------ EXERCISE INPUT ------

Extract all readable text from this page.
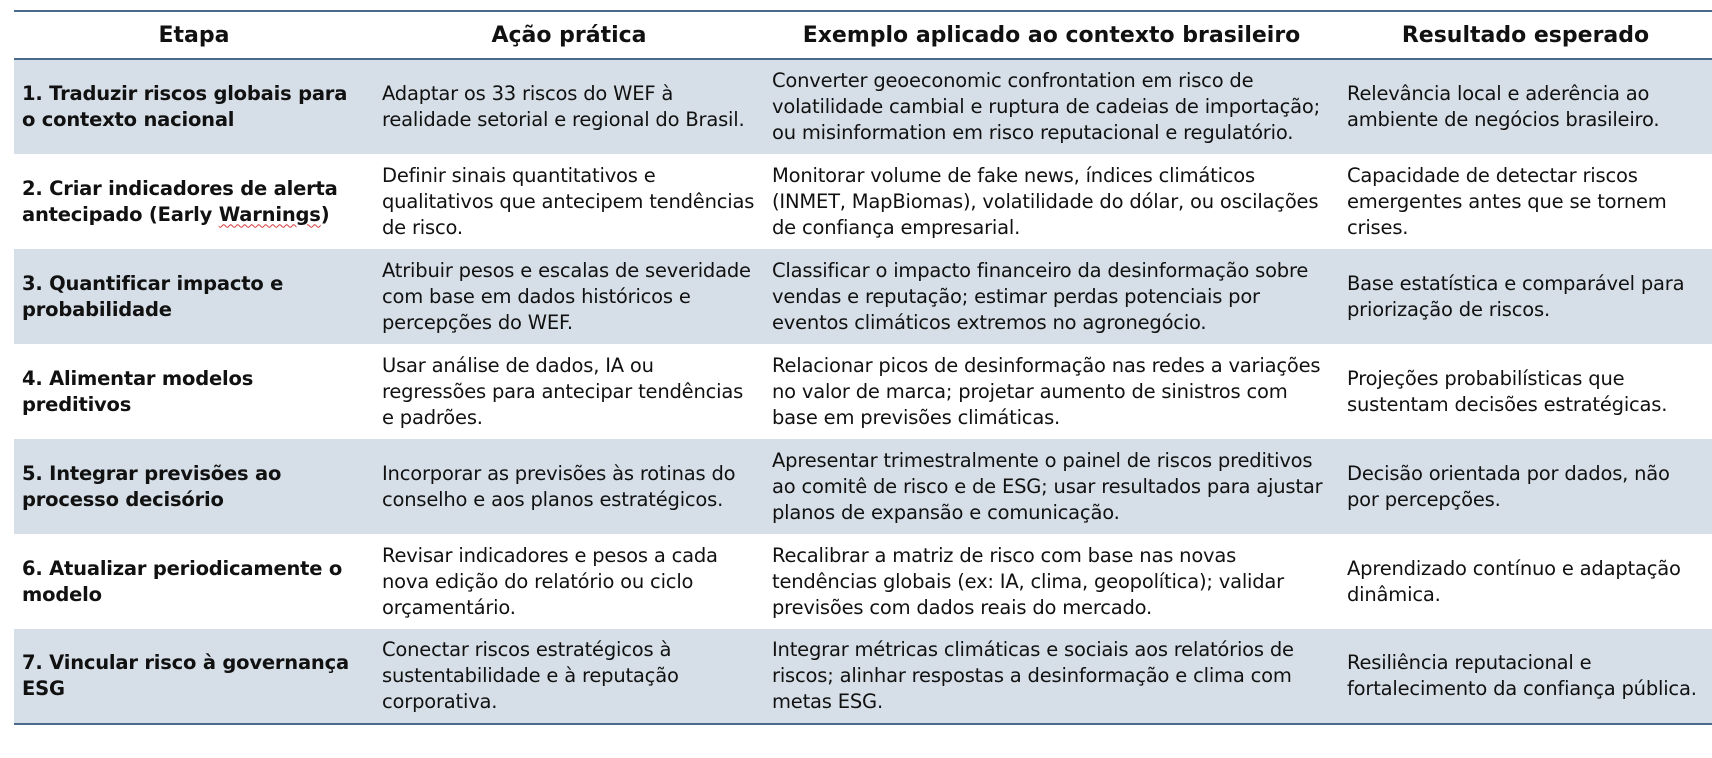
Etapa	Ação prática	Exemplo aplicado ao contexto brasileiro	Resultado esperado
1. Traduzir riscos globais para o contexto nacional	Adaptar os 33 riscos do WEF à realidade setorial e regional do Brasil.	Converter geoeconomic confrontation em risco de volatilidade cambial e ruptura de cadeias de importação; ou misinformation em risco reputacional e regulatório.	Relevância local e aderência ao ambiente de negócios brasileiro.
2. Criar indicadores de alerta antecipado (Early Warnings)	Definir sinais quantitativos e qualitativos que antecipem tendências de risco.	Monitorar volume de fake news, índices climáticos (INMET, MapBiomas), volatilidade do dólar, ou oscilações de confiança empresarial.	Capacidade de detectar riscos emergentes antes que se tornem crises.
3. Quantificar impacto e probabilidade	Atribuir pesos e escalas de severidade com base em dados históricos e percepções do WEF.	Classificar o impacto financeiro da desinformação sobre vendas e reputação; estimar perdas potenciais por eventos climáticos extremos no agronegócio.	Base estatística e comparável para priorização de riscos.
4. Alimentar modelos preditivos	Usar análise de dados, IA ou regressões para antecipar tendências e padrões.	Relacionar picos de desinformação nas redes a variações no valor de marca; projetar aumento de sinistros com base em previsões climáticas.	Projeções probabilísticas que sustentam decisões estratégicas.
5. Integrar previsões ao processo decisório	Incorporar as previsões às rotinas do conselho e aos planos estratégicos.	Apresentar trimestralmente o painel de riscos preditivos ao comitê de risco e de ESG; usar resultados para ajustar planos de expansão e comunicação.	Decisão orientada por dados, não por percepções.
6. Atualizar periodicamente o modelo	Revisar indicadores e pesos a cada nova edição do relatório ou ciclo orçamentário.	Recalibrar a matriz de risco com base nas novas tendências globais (ex: IA, clima, geopolítica); validar previsões com dados reais do mercado.	Aprendizado contínuo e adaptação dinâmica.
7. Vincular risco à governança ESG	Conectar riscos estratégicos à sustentabilidade e à reputação corporativa.	Integrar métricas climáticas e sociais aos relatórios de riscos; alinhar respostas a desinformação e clima com metas ESG.	Resiliência reputacional e fortalecimento da confiança pública.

------

§ WHAT YOU SHOULD DO
Which lines contain the word "pesos"? Copy each one.

§ SOLVED EXERCISE
3. Quantificar impacto e probabilidade	Atribuir pesos e escalas de severidade com base em dados históricos e percepções do WEF.	Classificar o impacto financeiro da desinformação sobre vendas e reputação; estimar perdas potenciais por eventos climáticos extremos no agronegócio.	Base estatística e comparável para priorização de riscos.
6. Atualizar periodicamente o modelo	Revisar indicadores e pesos a cada nova edição do relatório ou ciclo orçamentário.	Recalibrar a matriz de risco com base nas novas tendências globais (ex: IA, clima, geopolítica); validar previsões com dados reais do mercado.	Aprendizado contínuo e adaptação dinâmica.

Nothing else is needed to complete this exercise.